- _Description of the task_: Write out the listing below exactly, and omit any images you find in it.

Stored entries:
>> BEGIN

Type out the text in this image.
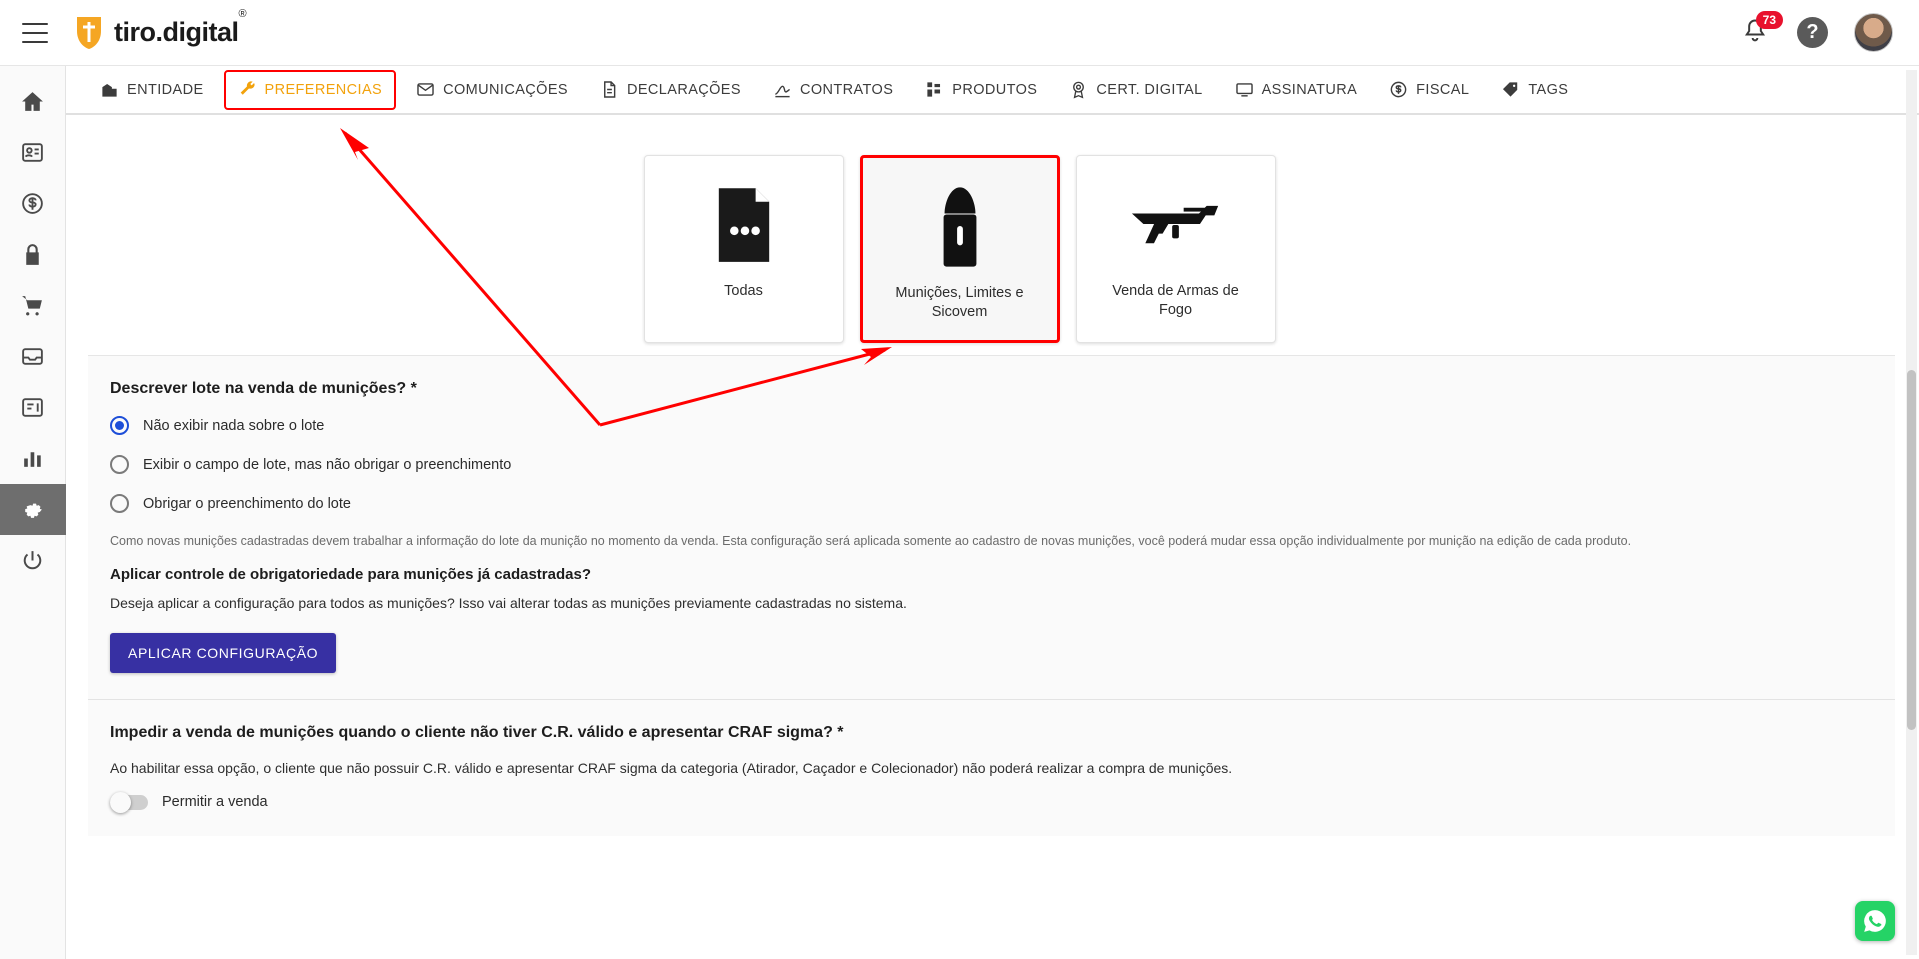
tiro.digital®	73
?
ENTIDADE	PREFERENCIAS	COMUNICAÇÕES	DECLARAÇÕES	CONTRATOS	PRODUTOS	CERT. DIGITAL	ASSINATURA	FISCAL	TAGS
Todas	Munições, Limites e Sicovem
Venda de Armas de Fogo

Descrever lote na venda de munições? *

Não exibir nada sobre o lote
Exibir o campo de lote, mas não obrigar o preenchimento
Obrigar o preenchimento do lote

Como novas munições cadastradas devem trabalhar a informação do lote da munição no momento da venda. Esta configuração será aplicada somente ao cadastro de novas munições, você poderá mudar essa opção individualmente por munição na edição de cada produto.

Aplicar controle de obrigatoriedade para munições já cadastradas?

Deseja aplicar a configuração para todos as munições? Isso vai alterar todas as munições previamente cadastradas no sistema.

APLICAR CONFIGURAÇÃO

Impedir a venda de munições quando o cliente não tiver C.R. válido e apresentar CRAF sigma? *

Ao habilitar essa opção, o cliente que não possuir C.R. válido e apresentar CRAF sigma da categoria (Atirador, Caçador e Colecionador) não poderá realizar a compra de munições.

Permitir a venda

>> END

- _Correct result_:
Type out the text in this image.
tiro.digital®	73
?
ENTIDADE	PREFERENCIAS	COMUNICAÇÕES	DECLARAÇÕES	CONTRATOS	PRODUTOS	CERT. DIGITAL	ASSINATURA	FISCAL	TAGS
Todas	Munições, Limites e Sicovem
Venda de Armas de Fogo

Descrever lote na venda de munições? *

Não exibir nada sobre o lote
Exibir o campo de lote, mas não obrigar o preenchimento
Obrigar o preenchimento do lote

Como novas munições cadastradas devem trabalhar a informação do lote da munição no momento da venda. Esta configuração será aplicada somente ao cadastro de novas munições, você poderá mudar essa opção individualmente por munição na edição de cada produto.

Aplicar controle de obrigatoriedade para munições já cadastradas?

Deseja aplicar a configuração para todos as munições? Isso vai alterar todas as munições previamente cadastradas no sistema.

APLICAR CONFIGURAÇÃO

Impedir a venda de munições quando o cliente não tiver C.R. válido e apresentar CRAF sigma? *

Ao habilitar essa opção, o cliente que não possuir C.R. válido e apresentar CRAF sigma da categoria (Atirador, Caçador e Colecionador) não poderá realizar a compra de munições.

Permitir a venda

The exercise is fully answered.